| What you have to do |
Each entry must be reproduced precisely as it stands.

| Extracted information |
╔══

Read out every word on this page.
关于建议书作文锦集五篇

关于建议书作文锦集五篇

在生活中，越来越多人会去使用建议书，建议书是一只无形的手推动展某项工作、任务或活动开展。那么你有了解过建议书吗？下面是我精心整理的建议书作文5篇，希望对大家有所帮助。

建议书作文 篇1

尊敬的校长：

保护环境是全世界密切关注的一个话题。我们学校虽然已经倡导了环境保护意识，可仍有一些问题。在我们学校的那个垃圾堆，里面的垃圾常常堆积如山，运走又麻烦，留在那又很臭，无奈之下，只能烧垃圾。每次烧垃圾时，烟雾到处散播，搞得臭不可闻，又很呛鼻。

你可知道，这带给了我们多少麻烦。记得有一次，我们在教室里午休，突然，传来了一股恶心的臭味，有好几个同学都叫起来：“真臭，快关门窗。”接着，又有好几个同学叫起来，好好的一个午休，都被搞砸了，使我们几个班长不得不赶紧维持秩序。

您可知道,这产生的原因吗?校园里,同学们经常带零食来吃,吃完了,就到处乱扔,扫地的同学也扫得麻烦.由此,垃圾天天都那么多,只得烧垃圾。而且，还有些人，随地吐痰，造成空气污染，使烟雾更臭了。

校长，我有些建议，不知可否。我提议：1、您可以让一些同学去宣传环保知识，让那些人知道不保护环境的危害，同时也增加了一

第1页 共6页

╚══

| Answer to this problem |
Read out every word on this page.
关于建议书作文锦集五篇

关于建议书作文锦集五篇

在生活中，越来越多人会去使用建议书，建议书是一只无形的手推动展某项工作、任务或活动开展。那么你有了解过建议书吗？下面是我精心整理的建议书作文5篇，希望对大家有所帮助。

建议书作文 篇1

尊敬的校长：

保护环境是全世界密切关注的一个话题。我们学校虽然已经倡导了环境保护意识，可仍有一些问题。在我们学校的那个垃圾堆，里面的垃圾常常堆积如山，运走又麻烦，留在那又很臭，无奈之下，只能烧垃圾。每次烧垃圾时，烟雾到处散播，搞得臭不可闻，又很呛鼻。

你可知道，这带给了我们多少麻烦。记得有一次，我们在教室里午休，突然，传来了一股恶心的臭味，有好几个同学都叫起来：“真臭，快关门窗。”接着，又有好几个同学叫起来，好好的一个午休，都被搞砸了，使我们几个班长不得不赶紧维持秩序。

您可知道,这产生的原因吗?校园里,同学们经常带零食来吃,吃完了,就到处乱扔,扫地的同学也扫得麻烦.由此,垃圾天天都那么多,只得烧垃圾。而且，还有些人，随地吐痰，造成空气污染，使烟雾更臭了。

校长，我有些建议，不知可否。我提议：1、您可以让一些同学去宣传环保知识，让那些人知道不保护环境的危害，同时也增加了一

第1页 共6页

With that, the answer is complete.